▶ **EXERCISE INSTRUCTIONS**:
Search the listing for "icon" and copy every line where it appears.

Data records

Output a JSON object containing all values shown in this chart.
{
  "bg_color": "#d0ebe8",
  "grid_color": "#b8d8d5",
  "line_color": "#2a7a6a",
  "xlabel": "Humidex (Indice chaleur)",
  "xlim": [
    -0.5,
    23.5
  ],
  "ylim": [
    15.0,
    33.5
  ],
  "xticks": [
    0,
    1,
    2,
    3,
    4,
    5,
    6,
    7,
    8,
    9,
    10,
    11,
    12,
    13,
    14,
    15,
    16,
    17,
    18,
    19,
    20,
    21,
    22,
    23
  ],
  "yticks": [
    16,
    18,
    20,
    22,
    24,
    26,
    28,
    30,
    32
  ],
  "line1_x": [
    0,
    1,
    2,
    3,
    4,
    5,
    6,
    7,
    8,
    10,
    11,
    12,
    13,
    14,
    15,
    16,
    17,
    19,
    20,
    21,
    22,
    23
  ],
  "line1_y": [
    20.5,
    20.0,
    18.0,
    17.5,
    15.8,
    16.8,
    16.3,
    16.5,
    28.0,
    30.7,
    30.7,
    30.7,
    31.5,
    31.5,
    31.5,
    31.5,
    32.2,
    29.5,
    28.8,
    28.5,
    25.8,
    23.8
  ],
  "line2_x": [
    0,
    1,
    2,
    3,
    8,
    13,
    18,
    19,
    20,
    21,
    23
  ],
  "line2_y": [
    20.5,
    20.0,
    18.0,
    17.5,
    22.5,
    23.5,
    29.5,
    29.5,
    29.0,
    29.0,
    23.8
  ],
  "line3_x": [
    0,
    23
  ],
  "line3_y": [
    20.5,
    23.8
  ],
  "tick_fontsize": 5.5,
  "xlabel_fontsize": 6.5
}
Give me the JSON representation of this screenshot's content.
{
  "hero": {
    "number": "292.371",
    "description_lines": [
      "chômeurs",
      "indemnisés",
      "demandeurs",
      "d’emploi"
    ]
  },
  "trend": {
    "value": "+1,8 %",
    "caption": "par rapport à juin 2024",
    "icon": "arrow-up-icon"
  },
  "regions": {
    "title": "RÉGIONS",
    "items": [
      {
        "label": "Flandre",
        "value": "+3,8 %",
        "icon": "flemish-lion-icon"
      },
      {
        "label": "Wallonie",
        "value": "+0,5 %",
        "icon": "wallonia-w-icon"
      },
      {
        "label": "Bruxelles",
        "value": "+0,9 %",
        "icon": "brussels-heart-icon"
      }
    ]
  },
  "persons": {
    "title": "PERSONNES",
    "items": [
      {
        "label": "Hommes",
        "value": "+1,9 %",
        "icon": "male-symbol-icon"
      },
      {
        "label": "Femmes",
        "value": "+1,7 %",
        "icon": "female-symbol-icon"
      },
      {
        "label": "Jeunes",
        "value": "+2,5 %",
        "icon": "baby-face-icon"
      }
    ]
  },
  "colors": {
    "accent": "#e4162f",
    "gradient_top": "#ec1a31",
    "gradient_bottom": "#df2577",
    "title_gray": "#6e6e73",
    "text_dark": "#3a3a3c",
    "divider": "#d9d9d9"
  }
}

▶ **EXERCISE ANSWER**:
    "icon": "arrow-up-icon"
        "icon": "flemish-lion-icon"
        "icon": "wallonia-w-icon"
        "icon": "brussels-heart-icon"
        "icon": "male-symbol-icon"
        "icon": "female-symbol-icon"
        "icon": "baby-face-icon"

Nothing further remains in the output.